**What you need to do:**
Copy out each line of the material below with no changes.
[BEGIN]
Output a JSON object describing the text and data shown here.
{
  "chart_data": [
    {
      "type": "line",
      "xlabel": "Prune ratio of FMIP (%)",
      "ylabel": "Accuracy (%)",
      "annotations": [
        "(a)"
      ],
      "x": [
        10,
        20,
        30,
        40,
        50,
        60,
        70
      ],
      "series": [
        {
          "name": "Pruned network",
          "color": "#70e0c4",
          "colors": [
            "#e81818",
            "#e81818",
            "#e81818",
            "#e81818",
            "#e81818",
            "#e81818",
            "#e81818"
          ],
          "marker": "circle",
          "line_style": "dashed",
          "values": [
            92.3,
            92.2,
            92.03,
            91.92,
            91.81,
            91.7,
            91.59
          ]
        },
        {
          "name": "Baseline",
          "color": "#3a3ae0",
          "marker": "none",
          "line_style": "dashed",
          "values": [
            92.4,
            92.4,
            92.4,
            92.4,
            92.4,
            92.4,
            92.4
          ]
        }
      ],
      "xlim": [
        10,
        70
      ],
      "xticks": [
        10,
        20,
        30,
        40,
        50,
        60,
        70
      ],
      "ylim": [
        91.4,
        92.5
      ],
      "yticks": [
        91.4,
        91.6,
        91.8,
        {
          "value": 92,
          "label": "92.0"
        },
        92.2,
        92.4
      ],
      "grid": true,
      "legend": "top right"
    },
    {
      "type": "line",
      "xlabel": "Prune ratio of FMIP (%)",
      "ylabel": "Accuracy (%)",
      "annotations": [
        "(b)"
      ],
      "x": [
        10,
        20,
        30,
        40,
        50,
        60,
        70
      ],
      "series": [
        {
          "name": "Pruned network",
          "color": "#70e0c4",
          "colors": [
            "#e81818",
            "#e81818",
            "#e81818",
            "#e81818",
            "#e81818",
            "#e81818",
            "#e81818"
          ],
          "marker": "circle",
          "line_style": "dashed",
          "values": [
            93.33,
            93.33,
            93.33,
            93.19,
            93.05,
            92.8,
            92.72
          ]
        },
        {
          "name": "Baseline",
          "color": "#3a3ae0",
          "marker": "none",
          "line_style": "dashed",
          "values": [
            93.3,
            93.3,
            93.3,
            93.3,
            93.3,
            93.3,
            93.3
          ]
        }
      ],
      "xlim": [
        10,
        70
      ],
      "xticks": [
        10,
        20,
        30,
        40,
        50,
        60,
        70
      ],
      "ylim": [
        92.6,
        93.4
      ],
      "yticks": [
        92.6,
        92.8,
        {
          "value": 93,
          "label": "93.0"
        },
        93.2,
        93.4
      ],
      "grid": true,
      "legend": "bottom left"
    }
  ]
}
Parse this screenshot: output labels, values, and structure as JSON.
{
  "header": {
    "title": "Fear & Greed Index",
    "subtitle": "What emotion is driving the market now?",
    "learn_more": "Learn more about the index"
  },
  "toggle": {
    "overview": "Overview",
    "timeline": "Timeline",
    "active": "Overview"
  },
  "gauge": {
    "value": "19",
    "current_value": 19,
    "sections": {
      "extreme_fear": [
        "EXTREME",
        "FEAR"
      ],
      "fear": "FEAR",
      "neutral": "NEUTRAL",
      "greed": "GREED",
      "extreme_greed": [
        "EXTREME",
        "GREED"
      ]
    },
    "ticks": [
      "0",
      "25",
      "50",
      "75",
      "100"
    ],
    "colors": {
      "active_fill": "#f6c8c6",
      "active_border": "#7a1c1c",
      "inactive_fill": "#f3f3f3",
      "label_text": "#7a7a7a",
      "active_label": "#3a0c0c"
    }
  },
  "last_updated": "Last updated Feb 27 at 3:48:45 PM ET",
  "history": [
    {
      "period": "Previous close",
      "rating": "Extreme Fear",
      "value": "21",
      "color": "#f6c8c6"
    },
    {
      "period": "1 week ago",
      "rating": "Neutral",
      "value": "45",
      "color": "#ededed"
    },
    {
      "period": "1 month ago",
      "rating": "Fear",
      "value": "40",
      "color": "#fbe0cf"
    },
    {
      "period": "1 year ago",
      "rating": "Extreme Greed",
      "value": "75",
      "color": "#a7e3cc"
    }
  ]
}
[END]
**Exercise solution:**
Output a JSON object describing the text and data shown here.
{
  "chart_data": [
    {
      "type": "line",
      "xlabel": "Prune ratio of FMIP (%)",
      "ylabel": "Accuracy (%)",
      "annotations": [
        "(a)"
      ],
      "x": [
        10,
        20,
        30,
        40,
        50,
        60,
        70
      ],
      "series": [
        {
          "name": "Pruned network",
          "color": "#70e0c4",
          "colors": [
            "#e81818",
            "#e81818",
            "#e81818",
            "#e81818",
            "#e81818",
            "#e81818",
            "#e81818"
          ],
          "marker": "circle",
          "line_style": "dashed",
          "values": [
            92.3,
            92.2,
            92.03,
            91.92,
            91.81,
            91.7,
            91.59
          ]
        },
        {
          "name": "Baseline",
          "color": "#3a3ae0",
          "marker": "none",
          "line_style": "dashed",
          "values": [
            92.4,
            92.4,
            92.4,
            92.4,
            92.4,
            92.4,
            92.4
          ]
        }
      ],
      "xlim": [
        10,
        70
      ],
      "xticks": [
        10,
        20,
        30,
        40,
        50,
        60,
        70
      ],
      "ylim": [
        91.4,
        92.5
      ],
      "yticks": [
        91.4,
        91.6,
        91.8,
        {
          "value": 92,
          "label": "92.0"
        },
        92.2,
        92.4
      ],
      "grid": true,
      "legend": "top right"
    },
    {
      "type": "line",
      "xlabel": "Prune ratio of FMIP (%)",
      "ylabel": "Accuracy (%)",
      "annotations": [
        "(b)"
      ],
      "x": [
        10,
        20,
        30,
        40,
        50,
        60,
        70
      ],
      "series": [
        {
          "name": "Pruned network",
          "color": "#70e0c4",
          "colors": [
            "#e81818",
            "#e81818",
            "#e81818",
            "#e81818",
            "#e81818",
            "#e81818",
            "#e81818"
          ],
          "marker": "circle",
          "line_style": "dashed",
          "values": [
            93.33,
            93.33,
            93.33,
            93.19,
            93.05,
            92.8,
            92.72
          ]
        },
        {
          "name": "Baseline",
          "color": "#3a3ae0",
          "marker": "none",
          "line_style": "dashed",
          "values": [
            93.3,
            93.3,
            93.3,
            93.3,
            93.3,
            93.3,
            93.3
          ]
        }
      ],
      "xlim": [
        10,
        70
      ],
      "xticks": [
        10,
        20,
        30,
        40,
        50,
        60,
        70
      ],
      "ylim": [
        92.6,
        93.4
      ],
      "yticks": [
        92.6,
        92.8,
        {
          "value": 93,
          "label": "93.0"
        },
        93.2,
        93.4
      ],
      "grid": true,
      "legend": "bottom left"
    }
  ]
}
Parse this screenshot: output labels, values, and structure as JSON.
{
  "header": {
    "title": "Fear & Greed Index",
    "subtitle": "What emotion is driving the market now?",
    "learn_more": "Learn more about the index"
  },
  "toggle": {
    "overview": "Overview",
    "timeline": "Timeline",
    "active": "Overview"
  },
  "gauge": {
    "value": "19",
    "current_value": 19,
    "sections": {
      "extreme_fear": [
        "EXTREME",
        "FEAR"
      ],
      "fear": "FEAR",
      "neutral": "NEUTRAL",
      "greed": "GREED",
      "extreme_greed": [
        "EXTREME",
        "GREED"
      ]
    },
    "ticks": [
      "0",
      "25",
      "50",
      "75",
      "100"
    ],
    "colors": {
      "active_fill": "#f6c8c6",
      "active_border": "#7a1c1c",
      "inactive_fill": "#f3f3f3",
      "label_text": "#7a7a7a",
      "active_label": "#3a0c0c"
    }
  },
  "last_updated": "Last updated Feb 27 at 3:48:45 PM ET",
  "history": [
    {
      "period": "Previous close",
      "rating": "Extreme Fear",
      "value": "21",
      "color": "#f6c8c6"
    },
    {
      "period": "1 week ago",
      "rating": "Neutral",
      "value": "45",
      "color": "#ededed"
    },
    {
      "period": "1 month ago",
      "rating": "Fear",
      "value": "40",
      "color": "#fbe0cf"
    },
    {
      "period": "1 year ago",
      "rating": "Extreme Greed",
      "value": "75",
      "color": "#a7e3cc"
    }
  ]
}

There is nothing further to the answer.